THE TASK:
Copy the listing word for word, starting at its first line and ending at the line that contains "colorbar-band — [319, 1080, 352, 1107]", with both of those lines included.
** Start **
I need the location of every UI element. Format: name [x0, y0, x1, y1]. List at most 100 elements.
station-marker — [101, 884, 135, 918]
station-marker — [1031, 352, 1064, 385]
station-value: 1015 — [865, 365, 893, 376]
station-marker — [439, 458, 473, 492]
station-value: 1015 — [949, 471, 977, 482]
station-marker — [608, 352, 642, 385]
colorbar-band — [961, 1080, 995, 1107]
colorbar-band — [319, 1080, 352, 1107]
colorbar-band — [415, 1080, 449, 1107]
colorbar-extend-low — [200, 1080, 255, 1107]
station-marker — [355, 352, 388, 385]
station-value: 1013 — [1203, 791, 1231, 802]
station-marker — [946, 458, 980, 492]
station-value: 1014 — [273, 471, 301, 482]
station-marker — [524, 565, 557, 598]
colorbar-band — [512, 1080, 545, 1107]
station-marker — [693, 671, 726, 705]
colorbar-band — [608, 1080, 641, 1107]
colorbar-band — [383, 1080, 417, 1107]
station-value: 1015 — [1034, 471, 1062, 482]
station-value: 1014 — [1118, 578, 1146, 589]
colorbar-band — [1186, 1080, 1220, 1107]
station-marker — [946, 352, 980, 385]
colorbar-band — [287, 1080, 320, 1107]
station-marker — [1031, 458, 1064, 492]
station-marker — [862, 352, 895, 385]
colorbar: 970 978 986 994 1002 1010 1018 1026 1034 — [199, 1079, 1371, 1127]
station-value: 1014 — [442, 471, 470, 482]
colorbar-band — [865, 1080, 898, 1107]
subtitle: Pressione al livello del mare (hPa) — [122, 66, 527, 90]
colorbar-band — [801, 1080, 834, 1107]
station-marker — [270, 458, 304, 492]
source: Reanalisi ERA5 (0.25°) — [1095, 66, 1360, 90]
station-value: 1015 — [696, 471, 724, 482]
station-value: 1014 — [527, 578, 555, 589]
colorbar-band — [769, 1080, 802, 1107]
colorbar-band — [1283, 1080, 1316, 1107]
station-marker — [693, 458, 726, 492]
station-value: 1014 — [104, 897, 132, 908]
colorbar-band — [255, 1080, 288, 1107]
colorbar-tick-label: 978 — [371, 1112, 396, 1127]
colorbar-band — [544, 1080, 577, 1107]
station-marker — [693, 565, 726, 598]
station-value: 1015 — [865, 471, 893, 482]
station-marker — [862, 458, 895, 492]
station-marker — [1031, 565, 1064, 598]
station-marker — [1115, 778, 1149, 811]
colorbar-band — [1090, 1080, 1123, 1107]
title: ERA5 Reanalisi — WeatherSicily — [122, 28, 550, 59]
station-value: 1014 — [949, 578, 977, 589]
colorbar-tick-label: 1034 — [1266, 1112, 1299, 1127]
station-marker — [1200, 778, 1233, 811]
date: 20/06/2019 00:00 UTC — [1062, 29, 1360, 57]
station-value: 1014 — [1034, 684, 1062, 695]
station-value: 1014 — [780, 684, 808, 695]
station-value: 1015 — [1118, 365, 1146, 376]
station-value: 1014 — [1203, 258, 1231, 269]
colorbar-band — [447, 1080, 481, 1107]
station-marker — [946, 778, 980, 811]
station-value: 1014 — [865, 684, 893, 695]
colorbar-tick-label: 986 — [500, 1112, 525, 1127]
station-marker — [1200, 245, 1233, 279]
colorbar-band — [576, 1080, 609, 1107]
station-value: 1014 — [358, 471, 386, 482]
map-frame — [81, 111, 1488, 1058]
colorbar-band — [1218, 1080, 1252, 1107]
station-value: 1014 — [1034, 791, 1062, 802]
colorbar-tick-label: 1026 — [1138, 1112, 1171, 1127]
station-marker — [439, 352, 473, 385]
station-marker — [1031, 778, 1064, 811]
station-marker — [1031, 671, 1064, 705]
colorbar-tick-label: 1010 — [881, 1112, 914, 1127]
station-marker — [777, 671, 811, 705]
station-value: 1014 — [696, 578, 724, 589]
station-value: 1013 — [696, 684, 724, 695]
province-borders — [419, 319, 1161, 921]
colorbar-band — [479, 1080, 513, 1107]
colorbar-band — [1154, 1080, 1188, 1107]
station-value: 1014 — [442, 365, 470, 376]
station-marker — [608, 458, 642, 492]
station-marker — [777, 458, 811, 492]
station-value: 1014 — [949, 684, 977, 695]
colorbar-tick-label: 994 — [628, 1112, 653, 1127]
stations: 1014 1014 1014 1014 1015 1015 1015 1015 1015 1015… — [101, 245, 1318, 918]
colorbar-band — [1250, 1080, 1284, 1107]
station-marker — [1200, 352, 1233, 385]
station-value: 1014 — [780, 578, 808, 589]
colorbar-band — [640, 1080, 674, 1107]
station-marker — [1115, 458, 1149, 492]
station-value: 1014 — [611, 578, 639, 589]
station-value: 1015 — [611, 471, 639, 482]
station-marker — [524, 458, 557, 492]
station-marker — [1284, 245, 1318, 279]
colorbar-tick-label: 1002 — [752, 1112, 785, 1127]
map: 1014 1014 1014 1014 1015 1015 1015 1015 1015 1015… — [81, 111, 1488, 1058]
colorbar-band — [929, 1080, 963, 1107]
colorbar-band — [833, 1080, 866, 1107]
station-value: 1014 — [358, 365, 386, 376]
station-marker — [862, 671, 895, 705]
** End **
EXERCISE SOLUTION:
I need the location of every UI element. Format: name [x0, y0, x1, y1]. List at most 100 elements.
station-marker — [101, 884, 135, 918]
station-marker — [1031, 352, 1064, 385]
station-value: 1015 — [865, 365, 893, 376]
station-marker — [439, 458, 473, 492]
station-value: 1015 — [949, 471, 977, 482]
station-marker — [608, 352, 642, 385]
colorbar-band — [961, 1080, 995, 1107]
colorbar-band — [319, 1080, 352, 1107]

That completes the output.